*Recorded information:*
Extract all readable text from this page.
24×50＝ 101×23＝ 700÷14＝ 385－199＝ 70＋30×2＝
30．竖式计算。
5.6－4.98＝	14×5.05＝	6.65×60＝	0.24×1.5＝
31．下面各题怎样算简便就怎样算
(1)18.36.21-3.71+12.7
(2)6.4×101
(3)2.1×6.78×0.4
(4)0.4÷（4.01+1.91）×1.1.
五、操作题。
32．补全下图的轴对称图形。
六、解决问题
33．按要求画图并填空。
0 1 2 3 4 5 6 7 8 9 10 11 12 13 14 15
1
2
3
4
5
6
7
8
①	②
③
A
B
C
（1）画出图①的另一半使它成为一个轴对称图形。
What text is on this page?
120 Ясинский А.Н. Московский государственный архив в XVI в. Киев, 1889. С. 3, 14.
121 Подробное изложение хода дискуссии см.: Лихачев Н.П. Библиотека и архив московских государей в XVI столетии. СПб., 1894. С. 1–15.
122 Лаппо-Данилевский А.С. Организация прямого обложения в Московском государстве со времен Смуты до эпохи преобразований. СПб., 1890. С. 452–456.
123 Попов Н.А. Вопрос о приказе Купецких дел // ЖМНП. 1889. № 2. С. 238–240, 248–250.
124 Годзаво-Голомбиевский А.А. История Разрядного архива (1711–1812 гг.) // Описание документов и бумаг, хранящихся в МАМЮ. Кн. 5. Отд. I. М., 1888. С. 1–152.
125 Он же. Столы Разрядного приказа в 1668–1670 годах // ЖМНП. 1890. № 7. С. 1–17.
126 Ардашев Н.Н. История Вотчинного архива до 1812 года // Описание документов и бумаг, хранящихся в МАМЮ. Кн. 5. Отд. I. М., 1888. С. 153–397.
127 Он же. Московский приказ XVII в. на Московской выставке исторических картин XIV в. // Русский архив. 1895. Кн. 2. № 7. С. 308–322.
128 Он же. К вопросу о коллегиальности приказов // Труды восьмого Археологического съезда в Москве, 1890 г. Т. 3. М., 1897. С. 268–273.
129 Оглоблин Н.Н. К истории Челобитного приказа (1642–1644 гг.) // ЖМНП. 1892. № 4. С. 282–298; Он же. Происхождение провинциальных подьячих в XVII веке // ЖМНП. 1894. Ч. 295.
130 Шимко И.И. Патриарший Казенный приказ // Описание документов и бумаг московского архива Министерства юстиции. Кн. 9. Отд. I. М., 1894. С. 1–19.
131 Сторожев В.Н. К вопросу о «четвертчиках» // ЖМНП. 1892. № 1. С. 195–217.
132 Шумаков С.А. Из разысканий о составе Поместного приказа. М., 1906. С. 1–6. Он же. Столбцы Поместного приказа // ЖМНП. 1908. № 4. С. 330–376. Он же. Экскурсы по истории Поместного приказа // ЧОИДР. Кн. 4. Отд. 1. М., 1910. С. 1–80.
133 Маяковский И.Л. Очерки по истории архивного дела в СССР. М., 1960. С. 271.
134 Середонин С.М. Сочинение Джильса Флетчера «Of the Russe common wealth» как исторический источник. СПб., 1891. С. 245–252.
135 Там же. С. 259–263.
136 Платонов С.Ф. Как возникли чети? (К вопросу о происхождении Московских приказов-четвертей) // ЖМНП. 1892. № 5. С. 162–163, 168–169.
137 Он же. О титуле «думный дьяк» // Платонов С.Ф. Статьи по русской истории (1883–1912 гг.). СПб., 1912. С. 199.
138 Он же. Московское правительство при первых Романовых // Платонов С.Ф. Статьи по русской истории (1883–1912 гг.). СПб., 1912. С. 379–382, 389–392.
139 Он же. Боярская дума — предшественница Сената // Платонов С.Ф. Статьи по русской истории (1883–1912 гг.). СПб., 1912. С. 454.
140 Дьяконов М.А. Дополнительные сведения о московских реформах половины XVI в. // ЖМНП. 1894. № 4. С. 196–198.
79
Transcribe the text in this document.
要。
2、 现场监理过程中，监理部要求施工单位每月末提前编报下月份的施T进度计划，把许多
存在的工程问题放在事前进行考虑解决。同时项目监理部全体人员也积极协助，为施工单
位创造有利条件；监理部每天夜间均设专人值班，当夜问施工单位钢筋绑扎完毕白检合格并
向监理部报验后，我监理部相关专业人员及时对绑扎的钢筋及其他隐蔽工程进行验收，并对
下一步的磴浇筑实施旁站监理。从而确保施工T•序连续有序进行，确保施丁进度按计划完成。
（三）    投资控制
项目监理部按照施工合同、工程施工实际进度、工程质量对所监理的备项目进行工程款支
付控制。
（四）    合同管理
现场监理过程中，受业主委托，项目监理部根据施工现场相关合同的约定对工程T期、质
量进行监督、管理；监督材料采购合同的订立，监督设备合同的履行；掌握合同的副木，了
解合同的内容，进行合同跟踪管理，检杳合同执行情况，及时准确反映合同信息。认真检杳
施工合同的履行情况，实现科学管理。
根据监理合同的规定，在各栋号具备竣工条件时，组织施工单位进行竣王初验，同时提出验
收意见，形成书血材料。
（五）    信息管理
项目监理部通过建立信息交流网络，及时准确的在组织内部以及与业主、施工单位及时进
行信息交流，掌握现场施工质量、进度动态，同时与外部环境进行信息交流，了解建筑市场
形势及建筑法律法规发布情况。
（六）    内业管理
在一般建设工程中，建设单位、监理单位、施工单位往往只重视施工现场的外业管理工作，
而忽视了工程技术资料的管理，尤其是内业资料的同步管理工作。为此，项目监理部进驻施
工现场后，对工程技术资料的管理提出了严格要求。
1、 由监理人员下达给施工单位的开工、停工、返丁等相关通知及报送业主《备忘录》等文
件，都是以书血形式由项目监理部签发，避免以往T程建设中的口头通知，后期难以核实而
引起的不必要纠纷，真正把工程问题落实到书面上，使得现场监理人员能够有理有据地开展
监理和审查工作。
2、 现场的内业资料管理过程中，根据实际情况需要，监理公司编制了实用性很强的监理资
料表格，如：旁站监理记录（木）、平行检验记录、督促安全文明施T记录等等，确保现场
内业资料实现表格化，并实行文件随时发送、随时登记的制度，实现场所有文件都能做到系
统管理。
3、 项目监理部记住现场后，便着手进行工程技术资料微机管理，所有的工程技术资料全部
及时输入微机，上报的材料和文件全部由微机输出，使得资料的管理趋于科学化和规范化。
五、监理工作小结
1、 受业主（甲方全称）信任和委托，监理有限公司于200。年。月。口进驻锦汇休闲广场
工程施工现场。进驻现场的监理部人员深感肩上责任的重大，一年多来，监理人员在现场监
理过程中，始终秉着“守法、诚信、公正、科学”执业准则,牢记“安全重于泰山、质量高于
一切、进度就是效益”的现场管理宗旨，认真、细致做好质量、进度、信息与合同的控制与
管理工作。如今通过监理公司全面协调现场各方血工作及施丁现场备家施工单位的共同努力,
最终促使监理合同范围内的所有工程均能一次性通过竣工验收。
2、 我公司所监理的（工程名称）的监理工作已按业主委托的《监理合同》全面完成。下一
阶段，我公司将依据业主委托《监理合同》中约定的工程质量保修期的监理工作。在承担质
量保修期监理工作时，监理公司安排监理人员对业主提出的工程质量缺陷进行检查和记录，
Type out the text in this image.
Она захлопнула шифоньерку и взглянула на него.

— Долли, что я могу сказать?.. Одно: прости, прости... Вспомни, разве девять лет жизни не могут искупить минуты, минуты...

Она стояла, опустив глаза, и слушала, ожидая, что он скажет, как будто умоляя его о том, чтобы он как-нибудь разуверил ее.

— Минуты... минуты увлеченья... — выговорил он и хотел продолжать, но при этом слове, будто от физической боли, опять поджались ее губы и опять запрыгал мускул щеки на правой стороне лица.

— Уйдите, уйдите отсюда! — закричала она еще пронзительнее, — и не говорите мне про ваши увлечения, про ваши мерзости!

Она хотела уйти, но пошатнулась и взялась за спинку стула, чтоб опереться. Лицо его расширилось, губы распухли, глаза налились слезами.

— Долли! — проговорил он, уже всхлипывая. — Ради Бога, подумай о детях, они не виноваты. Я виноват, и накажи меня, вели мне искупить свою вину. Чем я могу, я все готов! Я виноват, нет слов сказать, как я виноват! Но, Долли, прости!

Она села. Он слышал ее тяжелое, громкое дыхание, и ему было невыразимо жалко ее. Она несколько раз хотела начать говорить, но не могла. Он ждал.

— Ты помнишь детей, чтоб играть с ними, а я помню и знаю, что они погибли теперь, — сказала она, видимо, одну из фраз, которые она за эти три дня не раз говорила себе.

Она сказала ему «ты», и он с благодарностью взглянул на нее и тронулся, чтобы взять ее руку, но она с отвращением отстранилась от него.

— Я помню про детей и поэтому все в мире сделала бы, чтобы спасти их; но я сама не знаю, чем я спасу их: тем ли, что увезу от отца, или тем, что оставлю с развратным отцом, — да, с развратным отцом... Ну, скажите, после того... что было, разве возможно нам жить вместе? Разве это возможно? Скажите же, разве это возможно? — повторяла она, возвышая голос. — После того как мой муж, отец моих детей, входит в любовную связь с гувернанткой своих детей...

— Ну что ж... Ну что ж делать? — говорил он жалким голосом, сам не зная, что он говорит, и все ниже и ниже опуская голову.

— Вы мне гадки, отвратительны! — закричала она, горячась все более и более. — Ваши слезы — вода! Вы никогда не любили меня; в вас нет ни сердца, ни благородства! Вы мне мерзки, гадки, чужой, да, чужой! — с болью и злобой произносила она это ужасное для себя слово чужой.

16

*Task requirements:*
Filter the records above for "знаю" and copy every matching line.

*Finished answer:*
— Ты помнишь детей, чтоб играть с ними, а я помню и знаю, что они погибли теперь, — сказала она, видимо, одну из фраз, которые она за эти три дня не раз говорила себе.
— Я помню про детей и поэтому все в мире сделала бы, чтобы спасти их; но я сама не знаю, чем я спасу их: тем ли, что увезу от отца, или тем, что оставлю с развратным отцом, — да, с развратным отцом... Ну, скажите, после того... что было, разве возможно нам жить вместе? Разве это возможно? Скажите же, разве это возможно? — повторяла она, возвышая голос. — После того как мой муж, отец моих детей, входит в любовную связь с гувернанткой своих детей...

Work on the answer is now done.